● Do this: Here are some records; quote them exactly, leaving out the pictures.

● Material to process:
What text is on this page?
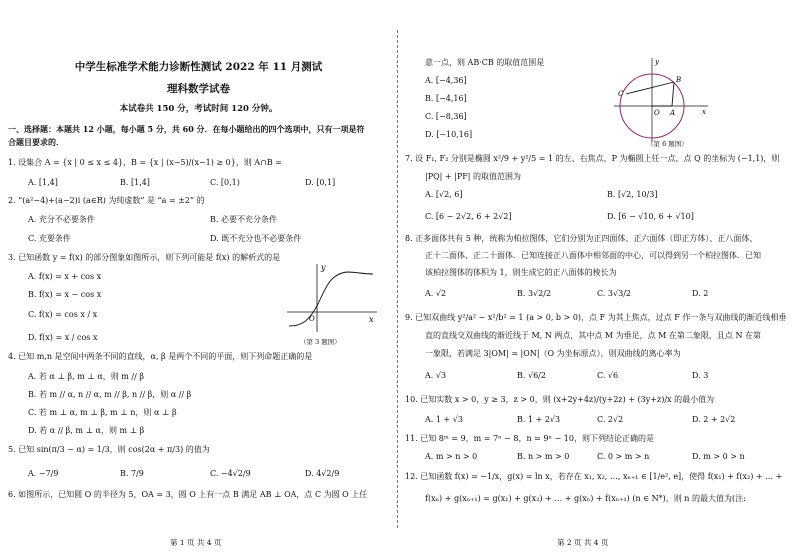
中学生标准学术能力诊断性测试 2022 年 11 月测试
理科数学试卷
本试卷共 150 分，考试时间 120 分钟。
一、选择题：本题共 12 小题，每小题 5 分，共 60 分．在每小题给出的四个选项中，只有一项是符
合题目要求的．
1. 设集合 A = {x | 0 ≤ x ≤ 4}，B = {x | (x−5)/(x−1) ≥ 0}，则 A∩B =
A. [1,4]	B. [1,4]	C. [0,1)	D. [0,1]
2. “(a²−4)+(a−2)i (a∈R) 为纯虚数” 是 “a = ±2” 的
A. 充分不必要条件	B. 必要不充分条件
C. 充要条件	D. 既不充分也不必要条件
3. 已知函数 y = f(x) 的部分图象如图所示，则下列可能是 f(x) 的解析式的是
A. f(x) = x + cos x
B. f(x) = x − cos x
C. f(x) = cos x / x
D. f(x) = x / cos x
y
x
O
（第 3 题图）
4. 已知 m,n 是空间中两条不同的直线，α, β 是两个不同的平面，则下列命题正确的是
A. 若 α ⊥ β, m ⊥ α，则 m // β
B. 若 m // α, n // α, m // β, n // β，则 α // β
C. 若 m ⊥ α, m ⊥ β, m ⊥ n，则 α ⊥ β
D. 若 α // β, m ⊥ α，则 m ⊥ β
5. 已知 sin(π/3 − α) = 1/3，则 cos(2α + π/3) 的值为
A. −7/9	B. 7/9	C. −4√2/9	D. 4√2/9
6. 如图所示，已知圆 O 的半径为 5，OA = 3，圆 O 上有一点 B 满足 AB ⊥ OA，点 C 为圆 O 上任
第 1 页 共 4 页
意一点，则 AB·CB 的取值范围是
A. [−4,36]
B. [−4,16]
C. [−8,36]
D. [−10,16]
y
x
B
C
O A
（第 6 题图）
7. 设 F₁, F₂ 分别是椭圆 x²/9 + y²/5 = 1 的左、右焦点，P 为椭圆上任一点，点 Q 的坐标为 (−1,1)，则
|PQ| + |PF| 的取值范围为
A. [√2, 6]	B. [√2, 10/3]
C. [6 − 2√2, 6 + 2√2]	D. [6 − √10, 6 + √10]
8. 正多面体共有 5 种，统称为柏拉图体，它们分别为正四面体、正六面体（即正方体）、正八面体、
正十二面体、正二十面体．已知连接正八面体中相邻面的中心，可以得到另一个柏拉图体．已知
该柏拉图体的体积为 1，则生成它的正八面体的棱长为
A. √2	B. 3√2/2	C. 3√3/2	D. 2
9. 已知双曲线 y²/a² − x²/b² = 1 (a > 0, b > 0)，点 F 为其上焦点，过点 F 作一条与双曲线的渐近线相垂
直的直线交双曲线的渐近线于 M, N 两点，其中点 M 为垂足，点 M 在第二象限，且点 N 在第
一象限，若满足 3|OM| = |ON|（O 为坐标原点），则双曲线的离心率为
A. √3	B. √6/2	C. √6	D. 3
10. 已知实数 x > 0，y ≥ 3，z > 0，则 (x+2y+4z)/(y+2z) + (3y+z)/x 的最小值为
A. 1 + √3	B. 1 + 2√3	C. 2√2	D. 2 + 2√2
11. 已知 8ᵐ = 9，m = 7ⁿ − 8，n = 9ⁿ − 10，则下列结论正确的是
A. m > n > 0	B. n > m > 0	C. 0 > m > n	D. m > 0 > n
12. 已知函数 f(x) = −1/x，g(x) = ln x，若存在 x₁, x₂, …, xₙ₊₁ ∈ [1/e², e]，使得 f(x₁) + f(x₂) + … +
f(xₙ) + g(xₙ₊₁) = g(x₁) + g(x₂) + … + g(xₙ) + f(xₙ₊₁) (n ∈ N*)，则 n 的最大值为(注:
第 2 页 共 4 页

● Solution to the problem:
What text is on this page?
中学生标准学术能力诊断性测试 2022 年 11 月测试
理科数学试卷
本试卷共 150 分，考试时间 120 分钟。
一、选择题：本题共 12 小题，每小题 5 分，共 60 分．在每小题给出的四个选项中，只有一项是符
合题目要求的．
1. 设集合 A = {x | 0 ≤ x ≤ 4}，B = {x | (x−5)/(x−1) ≥ 0}，则 A∩B =
A. [1,4]	B. [1,4]	C. [0,1)	D. [0,1]
2. “(a²−4)+(a−2)i (a∈R) 为纯虚数” 是 “a = ±2” 的
A. 充分不必要条件	B. 必要不充分条件
C. 充要条件	D. 既不充分也不必要条件
3. 已知函数 y = f(x) 的部分图象如图所示，则下列可能是 f(x) 的解析式的是
A. f(x) = x + cos x
B. f(x) = x − cos x
C. f(x) = cos x / x
D. f(x) = x / cos x
y
x
O
（第 3 题图）
4. 已知 m,n 是空间中两条不同的直线，α, β 是两个不同的平面，则下列命题正确的是
A. 若 α ⊥ β, m ⊥ α，则 m // β
B. 若 m // α, n // α, m // β, n // β，则 α // β
C. 若 m ⊥ α, m ⊥ β, m ⊥ n，则 α ⊥ β
D. 若 α // β, m ⊥ α，则 m ⊥ β
5. 已知 sin(π/3 − α) = 1/3，则 cos(2α + π/3) 的值为
A. −7/9	B. 7/9	C. −4√2/9	D. 4√2/9
6. 如图所示，已知圆 O 的半径为 5，OA = 3，圆 O 上有一点 B 满足 AB ⊥ OA，点 C 为圆 O 上任
第 1 页 共 4 页
意一点，则 AB·CB 的取值范围是
A. [−4,36]
B. [−4,16]
C. [−8,36]
D. [−10,16]
y
x
B
C
O A
（第 6 题图）
7. 设 F₁, F₂ 分别是椭圆 x²/9 + y²/5 = 1 的左、右焦点，P 为椭圆上任一点，点 Q 的坐标为 (−1,1)，则
|PQ| + |PF| 的取值范围为
A. [√2, 6]	B. [√2, 10/3]
C. [6 − 2√2, 6 + 2√2]	D. [6 − √10, 6 + √10]
8. 正多面体共有 5 种，统称为柏拉图体，它们分别为正四面体、正六面体（即正方体）、正八面体、
正十二面体、正二十面体．已知连接正八面体中相邻面的中心，可以得到另一个柏拉图体．已知
该柏拉图体的体积为 1，则生成它的正八面体的棱长为
A. √2	B. 3√2/2	C. 3√3/2	D. 2
9. 已知双曲线 y²/a² − x²/b² = 1 (a > 0, b > 0)，点 F 为其上焦点，过点 F 作一条与双曲线的渐近线相垂
直的直线交双曲线的渐近线于 M, N 两点，其中点 M 为垂足，点 M 在第二象限，且点 N 在第
一象限，若满足 3|OM| = |ON|（O 为坐标原点），则双曲线的离心率为
A. √3	B. √6/2	C. √6	D. 3
10. 已知实数 x > 0，y ≥ 3，z > 0，则 (x+2y+4z)/(y+2z) + (3y+z)/x 的最小值为
A. 1 + √3	B. 1 + 2√3	C. 2√2	D. 2 + 2√2
11. 已知 8ᵐ = 9，m = 7ⁿ − 8，n = 9ⁿ − 10，则下列结论正确的是
A. m > n > 0	B. n > m > 0	C. 0 > m > n	D. m > 0 > n
12. 已知函数 f(x) = −1/x，g(x) = ln x，若存在 x₁, x₂, …, xₙ₊₁ ∈ [1/e², e]，使得 f(x₁) + f(x₂) + … +
f(xₙ) + g(xₙ₊₁) = g(x₁) + g(x₂) + … + g(xₙ) + f(xₙ₊₁) (n ∈ N*)，则 n 的最大值为(注:
第 2 页 共 4 页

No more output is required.